### Data listing
►

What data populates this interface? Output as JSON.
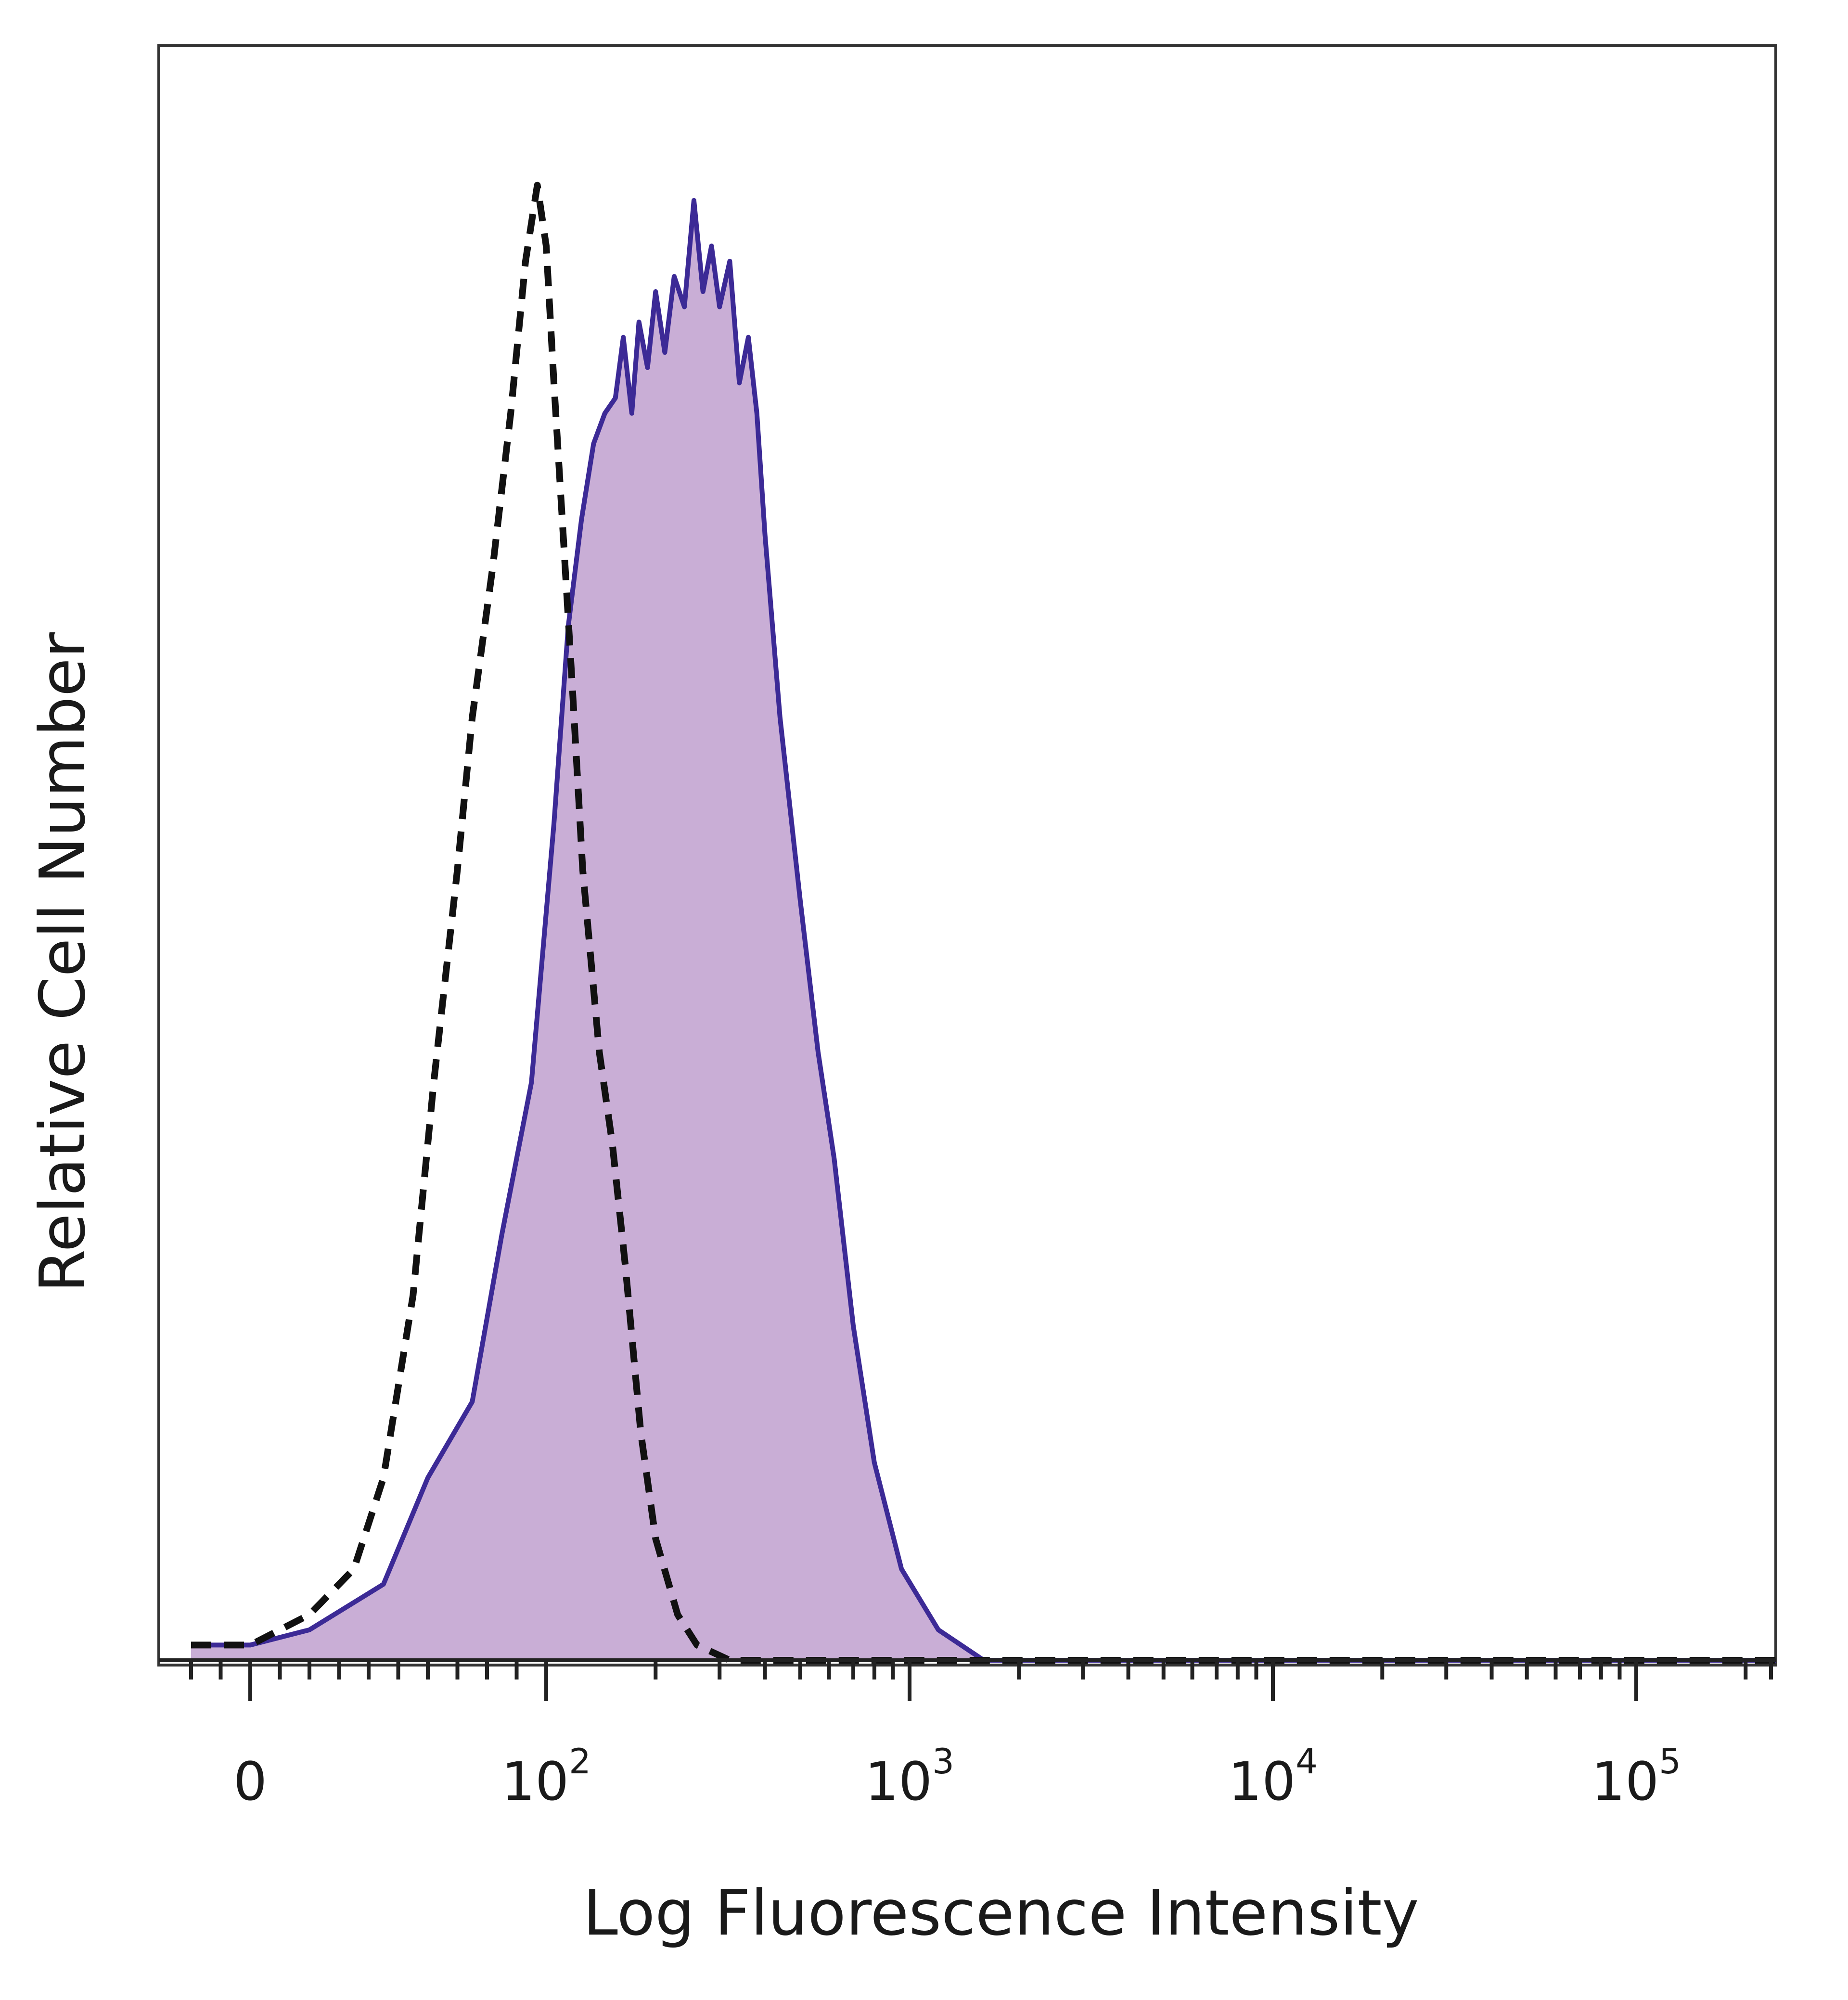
{
  "chart_data": {
    "type": "area",
    "title": "",
    "xlabel": "Log Fluorescence Intensity",
    "ylabel": "Relative Cell Number",
    "x_scale": "biexponential (log)",
    "x_ticks": [
      {
        "value": "0",
        "base": "0",
        "exp": ""
      },
      {
        "value": 100,
        "base": "10",
        "exp": "2"
      },
      {
        "value": 1000,
        "base": "10",
        "exp": "3"
      },
      {
        "value": 10000,
        "base": "10",
        "exp": "4"
      },
      {
        "value": 100000,
        "base": "10",
        "exp": "5"
      }
    ],
    "xlim": [
      -30,
      250000
    ],
    "ylim": [
      0,
      100
    ],
    "grid": false,
    "legend": "none",
    "series": [
      {
        "style": "dashed",
        "stroke": "#111111",
        "fill": "none",
        "points": [
          [
            -20,
            1
          ],
          [
            0,
            1
          ],
          [
            20,
            3
          ],
          [
            35,
            6
          ],
          [
            45,
            12
          ],
          [
            55,
            24
          ],
          [
            62,
            38
          ],
          [
            70,
            52
          ],
          [
            75,
            62
          ],
          [
            82,
            72
          ],
          [
            88,
            82
          ],
          [
            93,
            92
          ],
          [
            97,
            97
          ],
          [
            100,
            93
          ],
          [
            105,
            84
          ],
          [
            112,
            73
          ],
          [
            118,
            64
          ],
          [
            126,
            52
          ],
          [
            140,
            40
          ],
          [
            152,
            34
          ],
          [
            165,
            26
          ],
          [
            182,
            15
          ],
          [
            200,
            8
          ],
          [
            230,
            3
          ],
          [
            260,
            1
          ],
          [
            320,
            0
          ],
          [
            1000,
            0
          ],
          [
            10000,
            0
          ],
          [
            100000,
            0
          ],
          [
            250000,
            0
          ]
        ]
      },
      {
        "style": "solid",
        "stroke": "#3c2a96",
        "fill": "#c9aed6",
        "points": [
          [
            -20,
            1
          ],
          [
            0,
            1
          ],
          [
            20,
            2
          ],
          [
            45,
            5
          ],
          [
            60,
            12
          ],
          [
            75,
            17
          ],
          [
            85,
            28
          ],
          [
            95,
            38
          ],
          [
            105,
            55
          ],
          [
            115,
            68
          ],
          [
            125,
            75
          ],
          [
            135,
            80
          ],
          [
            145,
            82
          ],
          [
            155,
            83
          ],
          [
            163,
            87
          ],
          [
            172,
            82
          ],
          [
            180,
            88
          ],
          [
            190,
            85
          ],
          [
            200,
            90
          ],
          [
            212,
            86
          ],
          [
            225,
            91
          ],
          [
            240,
            89
          ],
          [
            255,
            96
          ],
          [
            270,
            90
          ],
          [
            285,
            93
          ],
          [
            300,
            89
          ],
          [
            320,
            92
          ],
          [
            340,
            84
          ],
          [
            360,
            87
          ],
          [
            380,
            82
          ],
          [
            400,
            74
          ],
          [
            440,
            62
          ],
          [
            500,
            50
          ],
          [
            560,
            40
          ],
          [
            620,
            33
          ],
          [
            700,
            22
          ],
          [
            800,
            13
          ],
          [
            950,
            6
          ],
          [
            1200,
            2
          ],
          [
            1600,
            0
          ],
          [
            10000,
            0
          ],
          [
            100000,
            0
          ],
          [
            250000,
            0
          ]
        ]
      }
    ]
  }
}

◄

### Prompt
Transcribe the material exactly, keeping every word and none of the pictures.

### Exercise response
What data populates this interface? Output as JSON.
{
  "chart_data": {
    "type": "area",
    "title": "",
    "xlabel": "Log Fluorescence Intensity",
    "ylabel": "Relative Cell Number",
    "x_scale": "biexponential (log)",
    "x_ticks": [
      {
        "value": "0",
        "base": "0",
        "exp": ""
      },
      {
        "value": 100,
        "base": "10",
        "exp": "2"
      },
      {
        "value": 1000,
        "base": "10",
        "exp": "3"
      },
      {
        "value": 10000,
        "base": "10",
        "exp": "4"
      },
      {
        "value": 100000,
        "base": "10",
        "exp": "5"
      }
    ],
    "xlim": [
      -30,
      250000
    ],
    "ylim": [
      0,
      100
    ],
    "grid": false,
    "legend": "none",
    "series": [
      {
        "style": "dashed",
        "stroke": "#111111",
        "fill": "none",
        "points": [
          [
            -20,
            1
          ],
          [
            0,
            1
          ],
          [
            20,
            3
          ],
          [
            35,
            6
          ],
          [
            45,
            12
          ],
          [
            55,
            24
          ],
          [
            62,
            38
          ],
          [
            70,
            52
          ],
          [
            75,
            62
          ],
          [
            82,
            72
          ],
          [
            88,
            82
          ],
          [
            93,
            92
          ],
          [
            97,
            97
          ],
          [
            100,
            93
          ],
          [
            105,
            84
          ],
          [
            112,
            73
          ],
          [
            118,
            64
          ],
          [
            126,
            52
          ],
          [
            140,
            40
          ],
          [
            152,
            34
          ],
          [
            165,
            26
          ],
          [
            182,
            15
          ],
          [
            200,
            8
          ],
          [
            230,
            3
          ],
          [
            260,
            1
          ],
          [
            320,
            0
          ],
          [
            1000,
            0
          ],
          [
            10000,
            0
          ],
          [
            100000,
            0
          ],
          [
            250000,
            0
          ]
        ]
      },
      {
        "style": "solid",
        "stroke": "#3c2a96",
        "fill": "#c9aed6",
        "points": [
          [
            -20,
            1
          ],
          [
            0,
            1
          ],
          [
            20,
            2
          ],
          [
            45,
            5
          ],
          [
            60,
            12
          ],
          [
            75,
            17
          ],
          [
            85,
            28
          ],
          [
            95,
            38
          ],
          [
            105,
            55
          ],
          [
            115,
            68
          ],
          [
            125,
            75
          ],
          [
            135,
            80
          ],
          [
            145,
            82
          ],
          [
            155,
            83
          ],
          [
            163,
            87
          ],
          [
            172,
            82
          ],
          [
            180,
            88
          ],
          [
            190,
            85
          ],
          [
            200,
            90
          ],
          [
            212,
            86
          ],
          [
            225,
            91
          ],
          [
            240,
            89
          ],
          [
            255,
            96
          ],
          [
            270,
            90
          ],
          [
            285,
            93
          ],
          [
            300,
            89
          ],
          [
            320,
            92
          ],
          [
            340,
            84
          ],
          [
            360,
            87
          ],
          [
            380,
            82
          ],
          [
            400,
            74
          ],
          [
            440,
            62
          ],
          [
            500,
            50
          ],
          [
            560,
            40
          ],
          [
            620,
            33
          ],
          [
            700,
            22
          ],
          [
            800,
            13
          ],
          [
            950,
            6
          ],
          [
            1200,
            2
          ],
          [
            1600,
            0
          ],
          [
            10000,
            0
          ],
          [
            100000,
            0
          ],
          [
            250000,
            0
          ]
        ]
      }
    ]
  }
}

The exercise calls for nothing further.